[Excerpt from a dataset]
-*-*-

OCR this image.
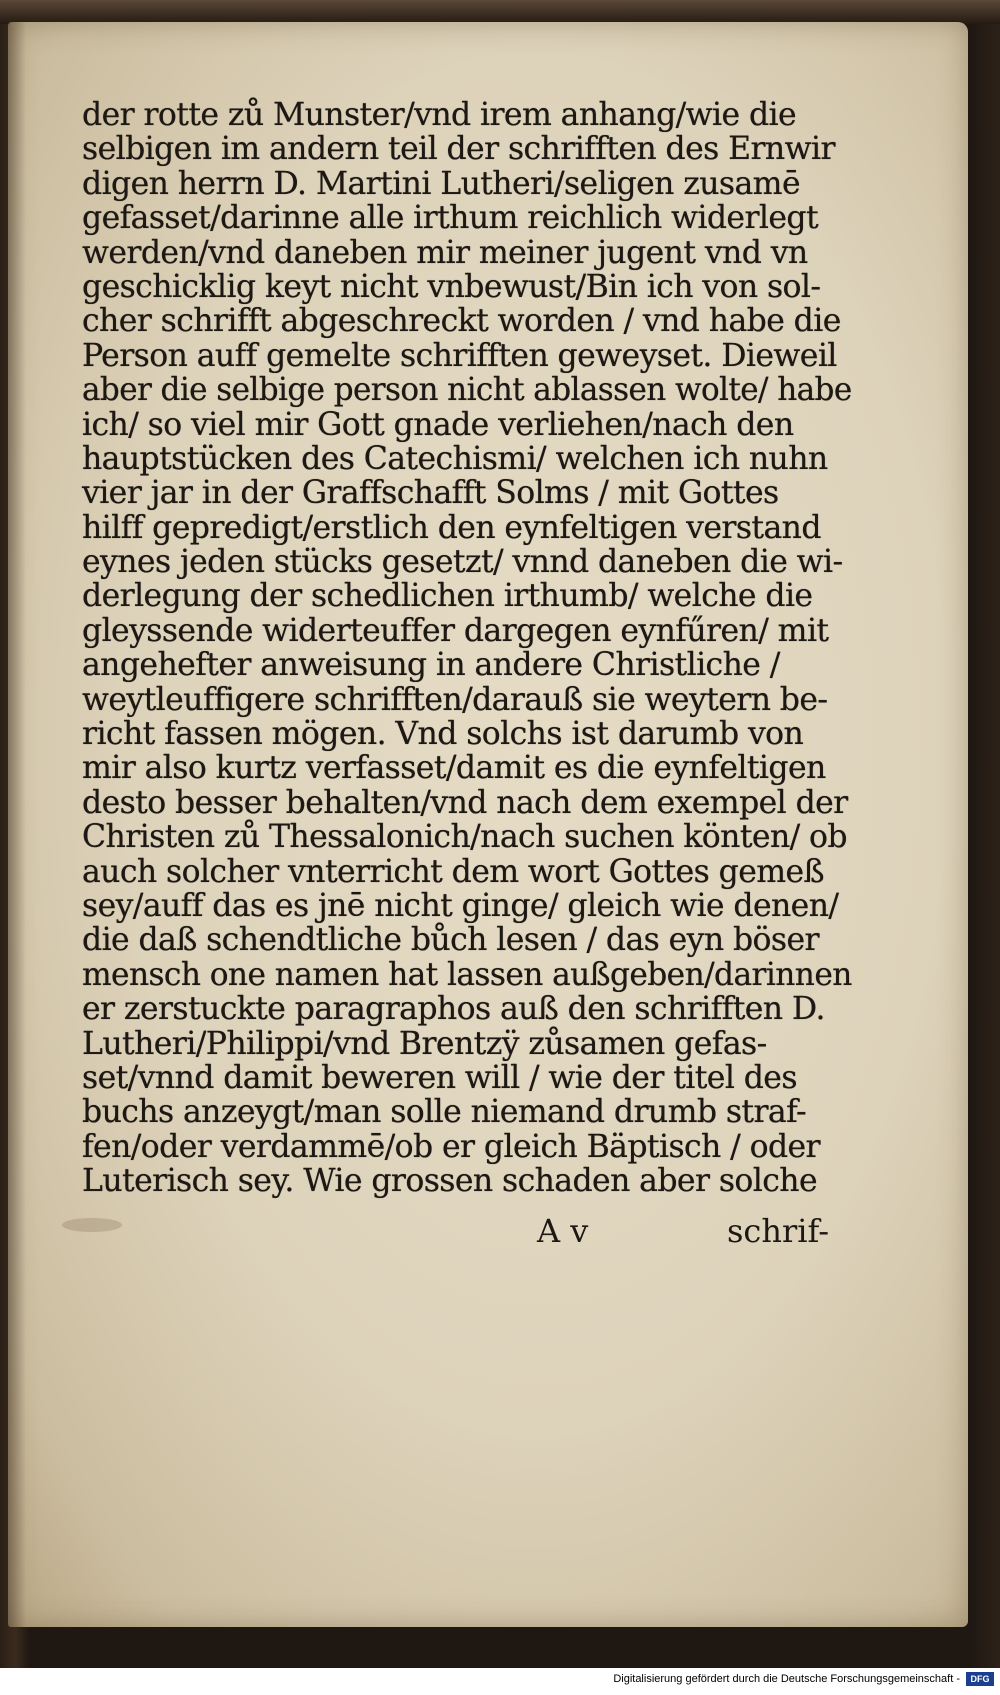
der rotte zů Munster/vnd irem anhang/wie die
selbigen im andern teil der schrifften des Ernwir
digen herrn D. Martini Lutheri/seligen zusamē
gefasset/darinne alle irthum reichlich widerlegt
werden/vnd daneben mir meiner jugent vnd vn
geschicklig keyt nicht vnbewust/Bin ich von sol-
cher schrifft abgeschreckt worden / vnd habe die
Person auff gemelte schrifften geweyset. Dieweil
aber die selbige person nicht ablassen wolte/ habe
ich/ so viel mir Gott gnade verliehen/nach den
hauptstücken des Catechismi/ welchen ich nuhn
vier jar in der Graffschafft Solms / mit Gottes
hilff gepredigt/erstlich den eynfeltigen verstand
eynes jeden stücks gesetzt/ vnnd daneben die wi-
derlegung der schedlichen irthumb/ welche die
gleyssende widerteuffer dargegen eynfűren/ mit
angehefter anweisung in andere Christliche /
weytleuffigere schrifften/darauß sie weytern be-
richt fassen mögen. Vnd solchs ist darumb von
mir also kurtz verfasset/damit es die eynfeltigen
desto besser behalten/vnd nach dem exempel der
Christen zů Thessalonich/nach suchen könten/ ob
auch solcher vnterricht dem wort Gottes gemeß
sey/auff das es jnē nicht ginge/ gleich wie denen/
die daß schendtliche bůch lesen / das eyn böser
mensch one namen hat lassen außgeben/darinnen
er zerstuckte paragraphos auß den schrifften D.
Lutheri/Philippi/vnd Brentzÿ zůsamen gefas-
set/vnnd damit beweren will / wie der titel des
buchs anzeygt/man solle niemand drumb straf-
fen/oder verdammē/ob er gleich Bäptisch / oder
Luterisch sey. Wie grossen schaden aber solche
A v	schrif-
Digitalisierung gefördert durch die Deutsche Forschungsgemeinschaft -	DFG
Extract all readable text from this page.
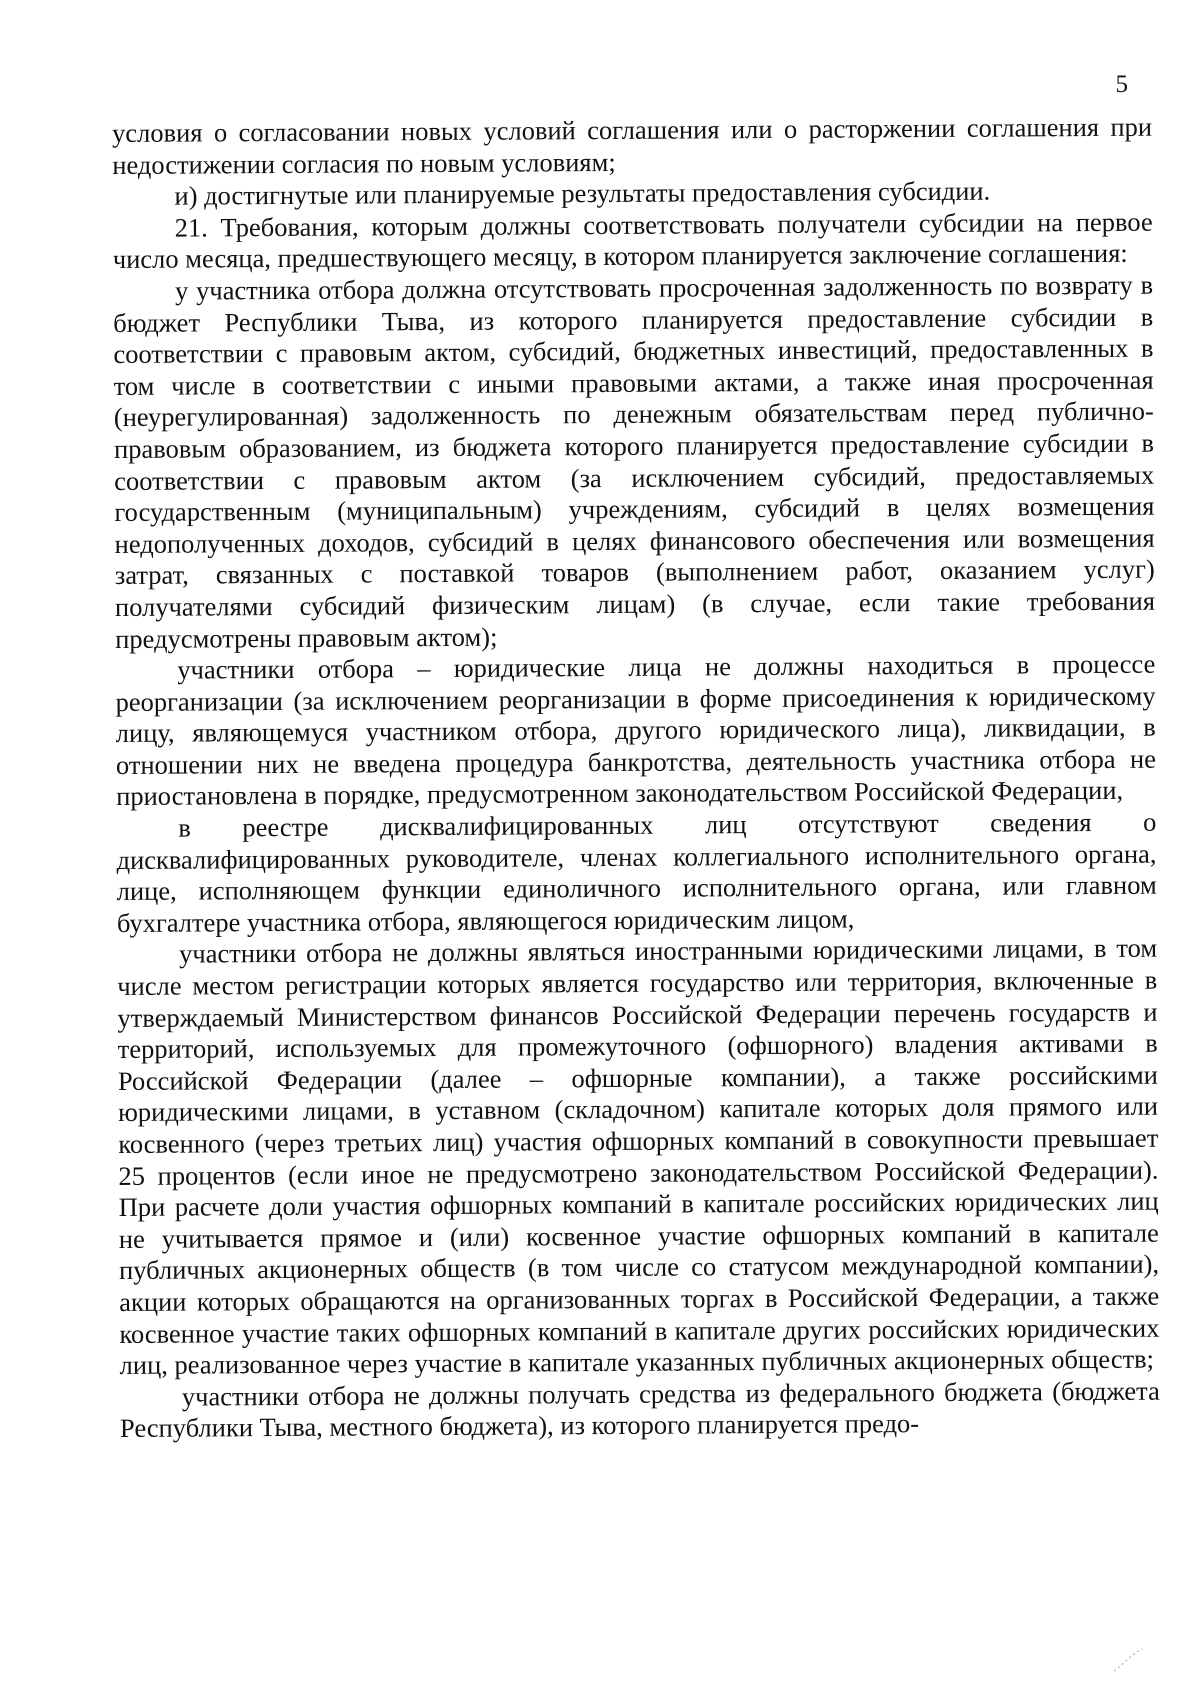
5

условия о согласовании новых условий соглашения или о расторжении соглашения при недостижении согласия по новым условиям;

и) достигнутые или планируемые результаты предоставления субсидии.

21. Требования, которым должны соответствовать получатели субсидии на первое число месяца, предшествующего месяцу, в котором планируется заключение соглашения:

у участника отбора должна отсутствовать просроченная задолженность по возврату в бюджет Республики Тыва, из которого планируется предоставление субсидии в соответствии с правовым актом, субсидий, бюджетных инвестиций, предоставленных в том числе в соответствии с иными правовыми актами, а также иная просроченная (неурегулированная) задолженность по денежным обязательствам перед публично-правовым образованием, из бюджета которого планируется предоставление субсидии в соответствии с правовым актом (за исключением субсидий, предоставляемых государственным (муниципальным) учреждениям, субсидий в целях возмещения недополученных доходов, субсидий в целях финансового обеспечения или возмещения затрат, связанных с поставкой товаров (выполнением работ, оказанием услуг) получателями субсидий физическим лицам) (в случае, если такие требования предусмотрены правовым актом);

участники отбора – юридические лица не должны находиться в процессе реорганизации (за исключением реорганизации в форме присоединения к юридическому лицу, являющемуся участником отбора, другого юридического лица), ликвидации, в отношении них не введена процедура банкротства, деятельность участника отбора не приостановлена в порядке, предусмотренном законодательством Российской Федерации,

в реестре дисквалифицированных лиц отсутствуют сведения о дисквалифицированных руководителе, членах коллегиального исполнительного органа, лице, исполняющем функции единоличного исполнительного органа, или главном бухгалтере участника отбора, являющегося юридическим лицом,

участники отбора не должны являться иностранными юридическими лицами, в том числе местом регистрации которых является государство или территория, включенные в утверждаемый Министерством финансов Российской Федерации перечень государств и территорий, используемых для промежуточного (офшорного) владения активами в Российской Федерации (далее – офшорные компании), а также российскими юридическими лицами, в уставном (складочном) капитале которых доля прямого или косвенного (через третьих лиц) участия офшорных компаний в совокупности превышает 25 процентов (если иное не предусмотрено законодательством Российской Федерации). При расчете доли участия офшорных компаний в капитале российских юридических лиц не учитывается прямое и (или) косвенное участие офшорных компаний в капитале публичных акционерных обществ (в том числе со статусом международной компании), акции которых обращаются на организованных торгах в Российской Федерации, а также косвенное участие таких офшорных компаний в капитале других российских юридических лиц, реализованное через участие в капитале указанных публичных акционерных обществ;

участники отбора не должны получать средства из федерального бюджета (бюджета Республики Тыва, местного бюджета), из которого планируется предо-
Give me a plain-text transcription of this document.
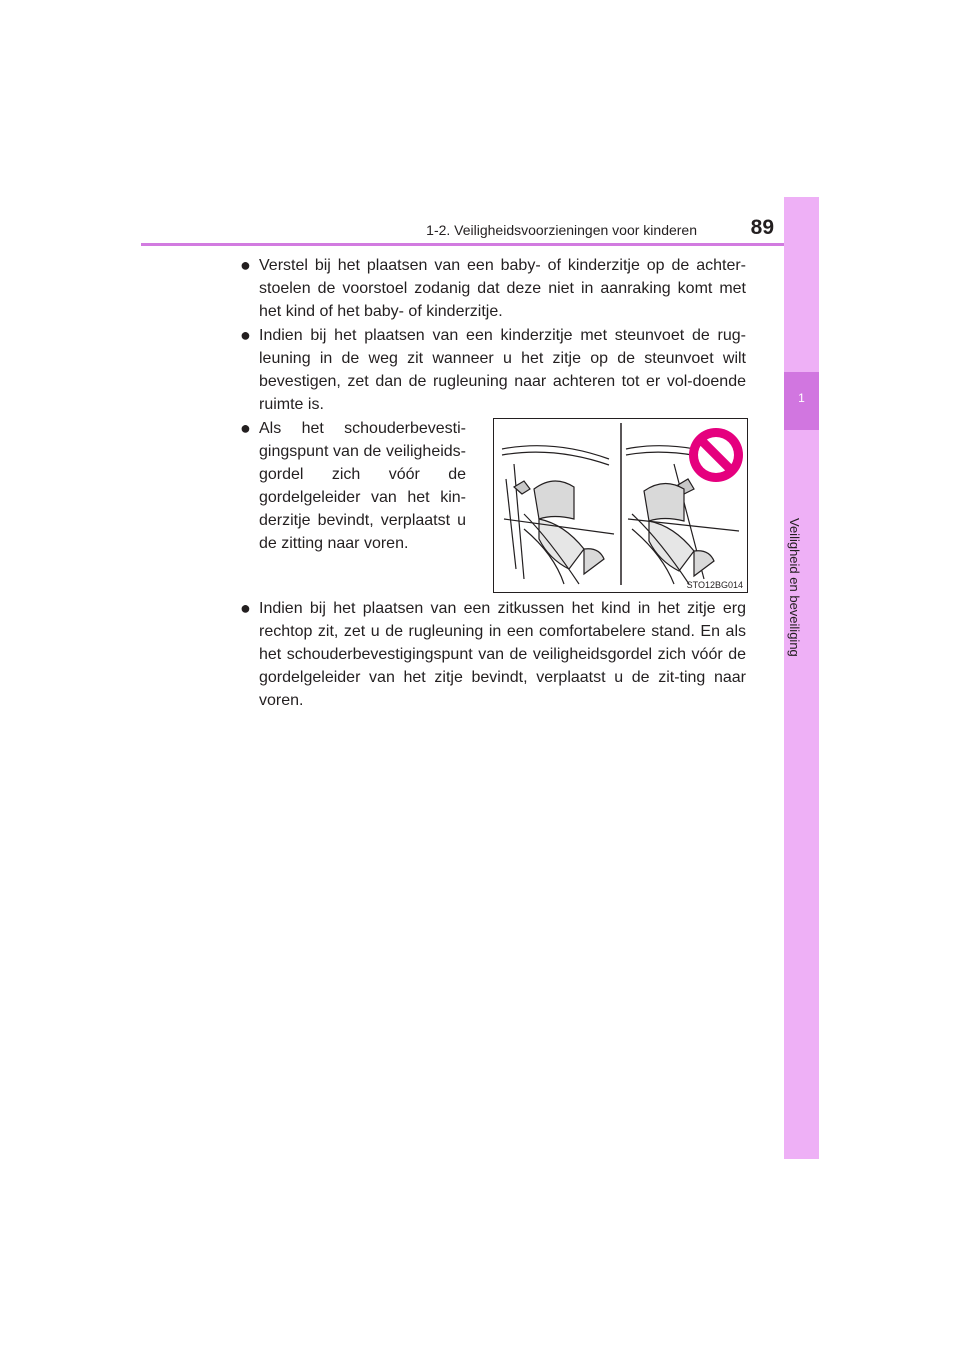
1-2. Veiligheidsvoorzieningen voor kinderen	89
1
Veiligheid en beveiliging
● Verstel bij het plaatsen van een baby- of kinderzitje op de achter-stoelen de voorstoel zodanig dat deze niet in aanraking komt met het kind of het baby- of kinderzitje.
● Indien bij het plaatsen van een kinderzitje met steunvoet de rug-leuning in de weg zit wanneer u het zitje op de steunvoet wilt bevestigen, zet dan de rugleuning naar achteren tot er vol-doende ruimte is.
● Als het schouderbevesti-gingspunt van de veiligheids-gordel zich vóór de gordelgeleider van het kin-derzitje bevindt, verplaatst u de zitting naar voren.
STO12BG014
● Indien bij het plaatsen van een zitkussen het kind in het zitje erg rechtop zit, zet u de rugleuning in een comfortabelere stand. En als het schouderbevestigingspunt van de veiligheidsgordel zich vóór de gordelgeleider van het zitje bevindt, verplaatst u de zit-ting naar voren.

-*-*-

--- YOUR GOAL ---
Omit each picture, then return all of the listing exactly as it stands.

--- FINAL RESULT ---
OCR this image.
der rotte zů Munster/vnd irem anhang/wie die
selbigen im andern teil der schrifften des Ernwir
digen herrn D. Martini Lutheri/seligen zusamē
gefasset/darinne alle irthum reichlich widerlegt
werden/vnd daneben mir meiner jugent vnd vn
geschicklig keyt nicht vnbewust/Bin ich von sol-
cher schrifft abgeschreckt worden / vnd habe die
Person auff gemelte schrifften geweyset. Dieweil
aber die selbige person nicht ablassen wolte/ habe
ich/ so viel mir Gott gnade verliehen/nach den
hauptstücken des Catechismi/ welchen ich nuhn
vier jar in der Graffschafft Solms / mit Gottes
hilff gepredigt/erstlich den eynfeltigen verstand
eynes jeden stücks gesetzt/ vnnd daneben die wi-
derlegung der schedlichen irthumb/ welche die
gleyssende widerteuffer dargegen eynfűren/ mit
angehefter anweisung in andere Christliche /
weytleuffigere schrifften/darauß sie weytern be-
richt fassen mögen. Vnd solchs ist darumb von
mir also kurtz verfasset/damit es die eynfeltigen
desto besser behalten/vnd nach dem exempel der
Christen zů Thessalonich/nach suchen könten/ ob
auch solcher vnterricht dem wort Gottes gemeß
sey/auff das es jnē nicht ginge/ gleich wie denen/
die daß schendtliche bůch lesen / das eyn böser
mensch one namen hat lassen außgeben/darinnen
er zerstuckte paragraphos auß den schrifften D.
Lutheri/Philippi/vnd Brentzÿ zůsamen gefas-
set/vnnd damit beweren will / wie der titel des
buchs anzeygt/man solle niemand drumb straf-
fen/oder verdammē/ob er gleich Bäptisch / oder
Luterisch sey. Wie grossen schaden aber solche
A v	schrif-
Digitalisierung gefördert durch die Deutsche Forschungsgemeinschaft -	DFG
Extract all readable text from this page.
5

условия о согласовании новых условий соглашения или о расторжении соглашения при недостижении согласия по новым условиям;

и) достигнутые или планируемые результаты предоставления субсидии.

21. Требования, которым должны соответствовать получатели субсидии на первое число месяца, предшествующего месяцу, в котором планируется заключение соглашения:

у участника отбора должна отсутствовать просроченная задолженность по возврату в бюджет Республики Тыва, из которого планируется предоставление субсидии в соответствии с правовым актом, субсидий, бюджетных инвестиций, предоставленных в том числе в соответствии с иными правовыми актами, а также иная просроченная (неурегулированная) задолженность по денежным обязательствам перед публично-правовым образованием, из бюджета которого планируется предоставление субсидии в соответствии с правовым актом (за исключением субсидий, предоставляемых государственным (муниципальным) учреждениям, субсидий в целях возмещения недополученных доходов, субсидий в целях финансового обеспечения или возмещения затрат, связанных с поставкой товаров (выполнением работ, оказанием услуг) получателями субсидий физическим лицам) (в случае, если такие требования предусмотрены правовым актом);

участники отбора – юридические лица не должны находиться в процессе реорганизации (за исключением реорганизации в форме присоединения к юридическому лицу, являющемуся участником отбора, другого юридического лица), ликвидации, в отношении них не введена процедура банкротства, деятельность участника отбора не приостановлена в порядке, предусмотренном законодательством Российской Федерации,

в реестре дисквалифицированных лиц отсутствуют сведения о дисквалифицированных руководителе, членах коллегиального исполнительного органа, лице, исполняющем функции единоличного исполнительного органа, или главном бухгалтере участника отбора, являющегося юридическим лицом,

участники отбора не должны являться иностранными юридическими лицами, в том числе местом регистрации которых является государство или территория, включенные в утверждаемый Министерством финансов Российской Федерации перечень государств и территорий, используемых для промежуточного (офшорного) владения активами в Российской Федерации (далее – офшорные компании), а также российскими юридическими лицами, в уставном (складочном) капитале которых доля прямого или косвенного (через третьих лиц) участия офшорных компаний в совокупности превышает 25 процентов (если иное не предусмотрено законодательством Российской Федерации). При расчете доли участия офшорных компаний в капитале российских юридических лиц не учитывается прямое и (или) косвенное участие офшорных компаний в капитале публичных акционерных обществ (в том числе со статусом международной компании), акции которых обращаются на организованных торгах в Российской Федерации, а также косвенное участие таких офшорных компаний в капитале других российских юридических лиц, реализованное через участие в капитале указанных публичных акционерных обществ;

участники отбора не должны получать средства из федерального бюджета (бюджета Республики Тыва, местного бюджета), из которого планируется предо-
Give me a plain-text transcription of this document.
1-2. Veiligheidsvoorzieningen voor kinderen	89
1
Veiligheid en beveiliging
● Verstel bij het plaatsen van een baby- of kinderzitje op de achter-stoelen de voorstoel zodanig dat deze niet in aanraking komt met het kind of het baby- of kinderzitje.
● Indien bij het plaatsen van een kinderzitje met steunvoet de rug-leuning in de weg zit wanneer u het zitje op de steunvoet wilt bevestigen, zet dan de rugleuning naar achteren tot er vol-doende ruimte is.
● Als het schouderbevesti-gingspunt van de veiligheids-gordel zich vóór de gordelgeleider van het kin-derzitje bevindt, verplaatst u de zitting naar voren.
STO12BG014
● Indien bij het plaatsen van een zitkussen het kind in het zitje erg rechtop zit, zet u de rugleuning in een comfortabelere stand. En als het schouderbevestigingspunt van de veiligheidsgordel zich vóór de gordelgeleider van het zitje bevindt, verplaatst u de zit-ting naar voren.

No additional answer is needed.